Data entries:
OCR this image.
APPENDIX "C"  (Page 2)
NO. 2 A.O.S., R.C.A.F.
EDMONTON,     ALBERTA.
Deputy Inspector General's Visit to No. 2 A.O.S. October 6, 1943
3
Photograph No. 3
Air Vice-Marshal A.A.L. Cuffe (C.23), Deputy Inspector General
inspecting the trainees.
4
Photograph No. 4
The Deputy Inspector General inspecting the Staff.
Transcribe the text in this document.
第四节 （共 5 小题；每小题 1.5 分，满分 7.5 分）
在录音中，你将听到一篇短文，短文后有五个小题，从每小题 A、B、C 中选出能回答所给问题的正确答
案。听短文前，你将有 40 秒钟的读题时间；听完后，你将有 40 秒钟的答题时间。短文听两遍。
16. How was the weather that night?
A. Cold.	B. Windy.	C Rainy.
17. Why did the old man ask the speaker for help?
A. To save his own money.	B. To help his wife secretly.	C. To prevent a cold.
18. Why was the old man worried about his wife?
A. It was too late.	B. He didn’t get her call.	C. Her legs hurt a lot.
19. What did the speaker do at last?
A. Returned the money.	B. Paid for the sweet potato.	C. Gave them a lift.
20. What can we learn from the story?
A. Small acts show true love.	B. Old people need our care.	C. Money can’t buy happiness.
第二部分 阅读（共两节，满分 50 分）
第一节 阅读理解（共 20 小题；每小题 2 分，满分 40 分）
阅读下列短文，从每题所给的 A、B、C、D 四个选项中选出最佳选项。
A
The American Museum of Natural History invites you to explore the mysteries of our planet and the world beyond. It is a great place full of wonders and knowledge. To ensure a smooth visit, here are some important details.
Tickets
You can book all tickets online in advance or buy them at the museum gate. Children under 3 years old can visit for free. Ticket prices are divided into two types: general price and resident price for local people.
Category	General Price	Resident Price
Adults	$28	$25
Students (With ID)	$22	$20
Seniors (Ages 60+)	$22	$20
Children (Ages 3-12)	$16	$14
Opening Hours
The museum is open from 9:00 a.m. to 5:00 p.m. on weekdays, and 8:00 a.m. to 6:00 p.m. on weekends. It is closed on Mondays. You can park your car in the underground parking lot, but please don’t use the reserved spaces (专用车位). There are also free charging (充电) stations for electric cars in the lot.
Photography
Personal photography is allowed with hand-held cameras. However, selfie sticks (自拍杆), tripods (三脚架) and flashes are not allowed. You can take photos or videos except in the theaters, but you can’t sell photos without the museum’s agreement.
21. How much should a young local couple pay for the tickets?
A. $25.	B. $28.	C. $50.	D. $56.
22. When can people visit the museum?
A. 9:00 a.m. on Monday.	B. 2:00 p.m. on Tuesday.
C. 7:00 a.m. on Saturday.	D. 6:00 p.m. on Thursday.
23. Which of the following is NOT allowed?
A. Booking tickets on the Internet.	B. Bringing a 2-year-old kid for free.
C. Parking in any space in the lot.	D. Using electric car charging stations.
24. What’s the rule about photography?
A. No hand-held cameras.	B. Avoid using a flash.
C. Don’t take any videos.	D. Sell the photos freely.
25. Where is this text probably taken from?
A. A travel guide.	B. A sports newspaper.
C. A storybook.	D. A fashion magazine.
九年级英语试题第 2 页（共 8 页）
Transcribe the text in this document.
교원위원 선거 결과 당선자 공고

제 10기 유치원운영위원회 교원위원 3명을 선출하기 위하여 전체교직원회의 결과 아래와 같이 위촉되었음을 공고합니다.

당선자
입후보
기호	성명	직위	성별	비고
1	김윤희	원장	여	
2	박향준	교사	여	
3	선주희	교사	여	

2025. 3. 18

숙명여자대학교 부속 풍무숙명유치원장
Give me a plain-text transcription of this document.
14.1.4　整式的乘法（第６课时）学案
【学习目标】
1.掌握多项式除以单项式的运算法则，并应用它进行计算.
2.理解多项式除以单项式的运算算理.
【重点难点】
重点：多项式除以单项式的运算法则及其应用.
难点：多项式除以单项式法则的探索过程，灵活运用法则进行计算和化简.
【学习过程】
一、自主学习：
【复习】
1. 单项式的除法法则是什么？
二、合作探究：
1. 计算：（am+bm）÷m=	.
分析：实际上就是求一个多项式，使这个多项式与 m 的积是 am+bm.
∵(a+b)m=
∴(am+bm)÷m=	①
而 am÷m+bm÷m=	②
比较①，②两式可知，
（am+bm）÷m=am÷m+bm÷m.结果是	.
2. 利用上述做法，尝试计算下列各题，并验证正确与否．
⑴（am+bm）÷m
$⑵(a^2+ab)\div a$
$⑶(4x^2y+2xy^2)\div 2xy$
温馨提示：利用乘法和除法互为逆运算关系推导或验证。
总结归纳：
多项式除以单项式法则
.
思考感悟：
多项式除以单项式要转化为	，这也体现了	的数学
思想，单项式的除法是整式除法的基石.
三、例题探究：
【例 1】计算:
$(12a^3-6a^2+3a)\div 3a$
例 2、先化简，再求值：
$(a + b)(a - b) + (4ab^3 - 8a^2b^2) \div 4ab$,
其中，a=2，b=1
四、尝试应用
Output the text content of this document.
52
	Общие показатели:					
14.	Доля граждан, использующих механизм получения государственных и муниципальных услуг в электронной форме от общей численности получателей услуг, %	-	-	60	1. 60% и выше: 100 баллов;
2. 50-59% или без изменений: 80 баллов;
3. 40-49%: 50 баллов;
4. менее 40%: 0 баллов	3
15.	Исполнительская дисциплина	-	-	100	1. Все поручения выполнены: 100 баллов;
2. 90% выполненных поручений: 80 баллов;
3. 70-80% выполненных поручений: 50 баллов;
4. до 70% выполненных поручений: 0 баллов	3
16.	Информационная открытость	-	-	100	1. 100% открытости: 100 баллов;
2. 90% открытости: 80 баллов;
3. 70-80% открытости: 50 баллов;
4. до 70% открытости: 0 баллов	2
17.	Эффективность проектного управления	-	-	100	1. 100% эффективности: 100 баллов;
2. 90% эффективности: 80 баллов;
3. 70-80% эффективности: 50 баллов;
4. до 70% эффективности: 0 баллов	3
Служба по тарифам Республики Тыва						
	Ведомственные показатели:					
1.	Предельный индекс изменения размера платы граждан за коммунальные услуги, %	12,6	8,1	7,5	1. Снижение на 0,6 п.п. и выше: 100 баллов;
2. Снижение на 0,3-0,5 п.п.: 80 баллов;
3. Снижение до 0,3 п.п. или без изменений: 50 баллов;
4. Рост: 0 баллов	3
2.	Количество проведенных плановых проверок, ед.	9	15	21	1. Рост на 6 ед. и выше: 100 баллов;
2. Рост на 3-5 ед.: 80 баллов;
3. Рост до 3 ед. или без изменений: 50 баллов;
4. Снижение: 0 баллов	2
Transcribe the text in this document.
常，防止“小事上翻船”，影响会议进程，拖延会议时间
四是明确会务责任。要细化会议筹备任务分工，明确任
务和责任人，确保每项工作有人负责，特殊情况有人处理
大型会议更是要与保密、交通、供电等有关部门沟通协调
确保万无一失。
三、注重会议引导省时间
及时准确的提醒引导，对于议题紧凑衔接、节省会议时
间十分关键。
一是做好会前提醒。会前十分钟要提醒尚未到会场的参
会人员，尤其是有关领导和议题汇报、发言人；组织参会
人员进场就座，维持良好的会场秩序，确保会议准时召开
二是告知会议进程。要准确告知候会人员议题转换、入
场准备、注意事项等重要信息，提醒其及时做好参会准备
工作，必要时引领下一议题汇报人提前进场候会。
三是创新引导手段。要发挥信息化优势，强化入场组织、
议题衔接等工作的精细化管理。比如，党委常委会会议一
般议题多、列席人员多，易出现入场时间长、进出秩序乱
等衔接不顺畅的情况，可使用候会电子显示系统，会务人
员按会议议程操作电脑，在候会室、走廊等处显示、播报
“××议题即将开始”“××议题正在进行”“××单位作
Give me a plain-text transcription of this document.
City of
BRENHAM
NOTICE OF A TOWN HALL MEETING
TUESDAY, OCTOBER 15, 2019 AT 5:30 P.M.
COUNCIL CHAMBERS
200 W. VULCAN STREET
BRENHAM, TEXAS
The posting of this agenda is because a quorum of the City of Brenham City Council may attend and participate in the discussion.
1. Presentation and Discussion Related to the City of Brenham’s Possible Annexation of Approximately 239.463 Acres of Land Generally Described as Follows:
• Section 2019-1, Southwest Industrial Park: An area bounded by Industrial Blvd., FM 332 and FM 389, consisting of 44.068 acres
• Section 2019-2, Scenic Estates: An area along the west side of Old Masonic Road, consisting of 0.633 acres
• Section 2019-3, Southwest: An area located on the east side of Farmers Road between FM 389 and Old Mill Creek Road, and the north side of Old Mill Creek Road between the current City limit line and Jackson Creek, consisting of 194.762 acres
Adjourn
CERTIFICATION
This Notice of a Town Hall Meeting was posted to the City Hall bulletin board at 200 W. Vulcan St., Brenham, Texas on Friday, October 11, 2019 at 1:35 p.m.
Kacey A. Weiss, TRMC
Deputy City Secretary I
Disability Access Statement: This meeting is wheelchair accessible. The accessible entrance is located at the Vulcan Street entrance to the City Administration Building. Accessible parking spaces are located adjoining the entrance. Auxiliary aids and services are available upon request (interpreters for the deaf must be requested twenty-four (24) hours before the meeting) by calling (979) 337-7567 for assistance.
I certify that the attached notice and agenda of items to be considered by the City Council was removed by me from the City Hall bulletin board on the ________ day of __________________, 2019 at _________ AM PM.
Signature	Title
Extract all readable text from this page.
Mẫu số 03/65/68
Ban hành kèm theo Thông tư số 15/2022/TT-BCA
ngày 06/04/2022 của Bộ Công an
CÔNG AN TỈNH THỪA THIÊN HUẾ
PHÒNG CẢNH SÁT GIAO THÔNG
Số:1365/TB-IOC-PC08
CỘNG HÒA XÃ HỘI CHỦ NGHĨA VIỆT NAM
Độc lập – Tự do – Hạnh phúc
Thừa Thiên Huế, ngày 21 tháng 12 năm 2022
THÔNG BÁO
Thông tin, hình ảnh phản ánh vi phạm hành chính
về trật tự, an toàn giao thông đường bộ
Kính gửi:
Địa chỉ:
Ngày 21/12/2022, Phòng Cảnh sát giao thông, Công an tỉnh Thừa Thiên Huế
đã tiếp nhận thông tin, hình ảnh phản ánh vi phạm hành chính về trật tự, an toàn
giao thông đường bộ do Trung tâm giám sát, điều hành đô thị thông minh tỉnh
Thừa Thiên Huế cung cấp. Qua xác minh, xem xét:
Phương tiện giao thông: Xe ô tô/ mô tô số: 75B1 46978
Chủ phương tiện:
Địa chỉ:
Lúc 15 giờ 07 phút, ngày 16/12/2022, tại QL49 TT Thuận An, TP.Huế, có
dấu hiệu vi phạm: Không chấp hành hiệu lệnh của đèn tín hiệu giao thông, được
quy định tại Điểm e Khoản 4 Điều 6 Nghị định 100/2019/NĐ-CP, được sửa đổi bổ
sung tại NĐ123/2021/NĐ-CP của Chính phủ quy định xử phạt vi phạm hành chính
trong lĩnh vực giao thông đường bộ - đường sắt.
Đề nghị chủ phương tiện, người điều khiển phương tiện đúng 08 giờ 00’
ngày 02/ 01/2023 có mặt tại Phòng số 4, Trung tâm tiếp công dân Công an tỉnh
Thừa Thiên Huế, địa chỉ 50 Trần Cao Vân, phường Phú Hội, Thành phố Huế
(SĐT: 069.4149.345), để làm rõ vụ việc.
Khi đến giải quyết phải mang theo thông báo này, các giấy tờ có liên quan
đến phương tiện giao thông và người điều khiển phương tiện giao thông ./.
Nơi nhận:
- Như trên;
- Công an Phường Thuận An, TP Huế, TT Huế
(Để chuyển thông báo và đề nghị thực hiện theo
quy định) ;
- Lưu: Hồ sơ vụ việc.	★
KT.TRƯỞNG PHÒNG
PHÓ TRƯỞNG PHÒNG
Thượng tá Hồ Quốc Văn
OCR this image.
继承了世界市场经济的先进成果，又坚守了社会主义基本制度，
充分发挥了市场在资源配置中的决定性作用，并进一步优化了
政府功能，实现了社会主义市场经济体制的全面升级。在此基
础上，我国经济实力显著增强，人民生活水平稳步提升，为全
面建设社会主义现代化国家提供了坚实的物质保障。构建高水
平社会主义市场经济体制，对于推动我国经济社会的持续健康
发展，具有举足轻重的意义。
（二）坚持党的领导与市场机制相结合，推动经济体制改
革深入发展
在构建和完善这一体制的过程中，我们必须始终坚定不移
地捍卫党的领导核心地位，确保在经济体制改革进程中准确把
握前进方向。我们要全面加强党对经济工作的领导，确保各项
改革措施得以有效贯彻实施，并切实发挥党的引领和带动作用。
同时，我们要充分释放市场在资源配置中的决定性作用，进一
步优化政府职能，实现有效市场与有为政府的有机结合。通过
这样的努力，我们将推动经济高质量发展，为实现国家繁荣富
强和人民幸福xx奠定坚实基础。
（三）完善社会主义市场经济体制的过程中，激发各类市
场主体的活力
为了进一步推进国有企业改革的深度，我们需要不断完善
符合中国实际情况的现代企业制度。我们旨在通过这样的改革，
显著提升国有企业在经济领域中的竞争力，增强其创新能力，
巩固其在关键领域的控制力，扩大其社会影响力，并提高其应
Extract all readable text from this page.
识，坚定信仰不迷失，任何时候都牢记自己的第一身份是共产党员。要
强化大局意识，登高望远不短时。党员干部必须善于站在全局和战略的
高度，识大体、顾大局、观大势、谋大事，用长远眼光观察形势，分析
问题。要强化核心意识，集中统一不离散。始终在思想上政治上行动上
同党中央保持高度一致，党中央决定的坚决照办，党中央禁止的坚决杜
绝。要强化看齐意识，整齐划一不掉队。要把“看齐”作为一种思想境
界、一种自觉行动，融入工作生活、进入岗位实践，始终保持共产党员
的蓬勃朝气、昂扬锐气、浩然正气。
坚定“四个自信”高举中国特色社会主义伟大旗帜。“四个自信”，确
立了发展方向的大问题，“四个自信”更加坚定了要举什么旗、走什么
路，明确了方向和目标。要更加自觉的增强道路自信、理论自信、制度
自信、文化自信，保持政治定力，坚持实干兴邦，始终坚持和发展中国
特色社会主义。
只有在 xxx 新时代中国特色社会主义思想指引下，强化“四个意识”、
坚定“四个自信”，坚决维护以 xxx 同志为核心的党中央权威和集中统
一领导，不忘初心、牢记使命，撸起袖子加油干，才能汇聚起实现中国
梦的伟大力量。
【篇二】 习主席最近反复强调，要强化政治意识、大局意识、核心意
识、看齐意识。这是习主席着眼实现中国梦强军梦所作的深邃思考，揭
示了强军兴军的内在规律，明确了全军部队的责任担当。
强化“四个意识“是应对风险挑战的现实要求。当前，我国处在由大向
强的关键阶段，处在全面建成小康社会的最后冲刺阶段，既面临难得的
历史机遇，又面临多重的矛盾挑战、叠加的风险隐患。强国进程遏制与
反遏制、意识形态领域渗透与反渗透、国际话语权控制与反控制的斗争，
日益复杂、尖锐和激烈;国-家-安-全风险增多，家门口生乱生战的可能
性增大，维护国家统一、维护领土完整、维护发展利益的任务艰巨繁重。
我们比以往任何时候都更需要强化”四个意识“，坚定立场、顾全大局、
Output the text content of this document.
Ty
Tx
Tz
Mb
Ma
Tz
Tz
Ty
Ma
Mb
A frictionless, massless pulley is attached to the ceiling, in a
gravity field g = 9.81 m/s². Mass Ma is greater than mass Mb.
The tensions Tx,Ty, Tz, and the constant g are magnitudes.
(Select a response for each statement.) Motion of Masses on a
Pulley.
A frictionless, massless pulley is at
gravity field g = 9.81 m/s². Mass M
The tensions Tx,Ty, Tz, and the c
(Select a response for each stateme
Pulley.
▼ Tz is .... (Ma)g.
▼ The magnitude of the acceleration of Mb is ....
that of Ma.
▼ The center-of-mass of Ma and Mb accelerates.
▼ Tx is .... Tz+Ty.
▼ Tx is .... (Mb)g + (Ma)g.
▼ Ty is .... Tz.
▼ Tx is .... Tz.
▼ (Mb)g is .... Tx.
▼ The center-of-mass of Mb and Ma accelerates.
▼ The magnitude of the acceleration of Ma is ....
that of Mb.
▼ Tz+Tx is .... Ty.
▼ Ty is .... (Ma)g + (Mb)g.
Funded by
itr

Short problem: How many lines of these entries contain the string "speaker"? Reply with the number alone.

Task answer: 2